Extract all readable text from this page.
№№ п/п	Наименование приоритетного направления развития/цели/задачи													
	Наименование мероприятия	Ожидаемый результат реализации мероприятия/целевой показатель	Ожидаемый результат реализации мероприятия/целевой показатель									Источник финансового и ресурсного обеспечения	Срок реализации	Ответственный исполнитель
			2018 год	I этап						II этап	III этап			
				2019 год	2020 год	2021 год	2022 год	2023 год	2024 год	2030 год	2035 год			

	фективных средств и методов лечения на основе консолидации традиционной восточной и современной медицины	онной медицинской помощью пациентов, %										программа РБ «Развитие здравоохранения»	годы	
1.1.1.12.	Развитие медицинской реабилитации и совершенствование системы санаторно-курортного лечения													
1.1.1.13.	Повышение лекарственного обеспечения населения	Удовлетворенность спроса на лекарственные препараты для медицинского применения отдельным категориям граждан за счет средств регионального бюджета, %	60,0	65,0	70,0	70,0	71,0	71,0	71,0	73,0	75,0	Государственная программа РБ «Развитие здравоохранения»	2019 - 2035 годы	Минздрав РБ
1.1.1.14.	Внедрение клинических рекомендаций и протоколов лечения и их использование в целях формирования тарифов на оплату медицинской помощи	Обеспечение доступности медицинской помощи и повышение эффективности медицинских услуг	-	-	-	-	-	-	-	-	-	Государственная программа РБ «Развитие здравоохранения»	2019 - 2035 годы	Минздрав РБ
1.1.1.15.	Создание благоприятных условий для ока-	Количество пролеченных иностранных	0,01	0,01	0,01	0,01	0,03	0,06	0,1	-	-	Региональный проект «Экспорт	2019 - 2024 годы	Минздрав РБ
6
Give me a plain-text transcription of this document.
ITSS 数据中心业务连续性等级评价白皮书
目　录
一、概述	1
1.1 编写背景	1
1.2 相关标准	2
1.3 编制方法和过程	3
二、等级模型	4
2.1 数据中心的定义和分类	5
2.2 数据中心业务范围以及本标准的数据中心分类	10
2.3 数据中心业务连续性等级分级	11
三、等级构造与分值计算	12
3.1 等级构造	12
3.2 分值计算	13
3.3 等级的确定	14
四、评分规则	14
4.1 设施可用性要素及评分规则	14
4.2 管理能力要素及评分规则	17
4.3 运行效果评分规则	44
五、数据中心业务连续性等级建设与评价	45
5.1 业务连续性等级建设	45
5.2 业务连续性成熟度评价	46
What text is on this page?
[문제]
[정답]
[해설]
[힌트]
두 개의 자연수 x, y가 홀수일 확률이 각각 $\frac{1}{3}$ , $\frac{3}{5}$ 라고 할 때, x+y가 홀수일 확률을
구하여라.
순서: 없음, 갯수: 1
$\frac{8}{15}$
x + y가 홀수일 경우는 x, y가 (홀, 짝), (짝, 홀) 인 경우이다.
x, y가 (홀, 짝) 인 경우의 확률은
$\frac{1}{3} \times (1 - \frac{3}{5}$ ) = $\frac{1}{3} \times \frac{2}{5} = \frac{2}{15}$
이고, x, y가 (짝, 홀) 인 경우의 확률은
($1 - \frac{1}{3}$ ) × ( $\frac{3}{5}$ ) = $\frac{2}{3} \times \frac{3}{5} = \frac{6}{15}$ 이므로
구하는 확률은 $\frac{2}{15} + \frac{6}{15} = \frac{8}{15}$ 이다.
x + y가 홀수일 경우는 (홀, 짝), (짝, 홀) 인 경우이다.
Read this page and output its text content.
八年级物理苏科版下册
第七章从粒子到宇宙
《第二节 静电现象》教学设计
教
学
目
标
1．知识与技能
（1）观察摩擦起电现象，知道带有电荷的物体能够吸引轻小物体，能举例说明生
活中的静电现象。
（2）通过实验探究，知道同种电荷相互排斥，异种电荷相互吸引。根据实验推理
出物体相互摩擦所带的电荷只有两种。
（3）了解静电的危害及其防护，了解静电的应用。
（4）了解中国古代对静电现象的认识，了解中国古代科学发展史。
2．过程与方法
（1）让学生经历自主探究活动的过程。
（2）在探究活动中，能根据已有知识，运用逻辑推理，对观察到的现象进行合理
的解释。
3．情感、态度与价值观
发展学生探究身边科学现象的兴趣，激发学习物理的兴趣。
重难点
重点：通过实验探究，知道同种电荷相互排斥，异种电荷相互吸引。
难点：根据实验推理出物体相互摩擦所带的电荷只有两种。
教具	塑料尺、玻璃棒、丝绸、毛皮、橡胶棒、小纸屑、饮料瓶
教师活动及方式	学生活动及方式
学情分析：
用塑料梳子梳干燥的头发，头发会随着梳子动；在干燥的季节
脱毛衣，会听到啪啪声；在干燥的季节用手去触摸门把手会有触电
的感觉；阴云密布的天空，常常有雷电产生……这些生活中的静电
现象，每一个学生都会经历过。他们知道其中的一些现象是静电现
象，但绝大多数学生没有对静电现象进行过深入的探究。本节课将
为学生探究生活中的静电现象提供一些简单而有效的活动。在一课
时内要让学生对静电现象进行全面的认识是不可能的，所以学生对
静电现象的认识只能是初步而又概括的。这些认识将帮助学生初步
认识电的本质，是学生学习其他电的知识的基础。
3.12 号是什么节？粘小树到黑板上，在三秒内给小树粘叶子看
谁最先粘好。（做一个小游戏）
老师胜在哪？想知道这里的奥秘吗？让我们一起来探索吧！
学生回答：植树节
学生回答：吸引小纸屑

DIRECTION -> Check every line of the data, and copy the ones that contain "知道同种电荷相互排斥".

FINISHED TASK ->
（2）通过实验探究，知道同种电荷相互排斥，异种电荷相互吸引。根据实验推理
重点：通过实验探究，知道同种电荷相互排斥，异种电荷相互吸引。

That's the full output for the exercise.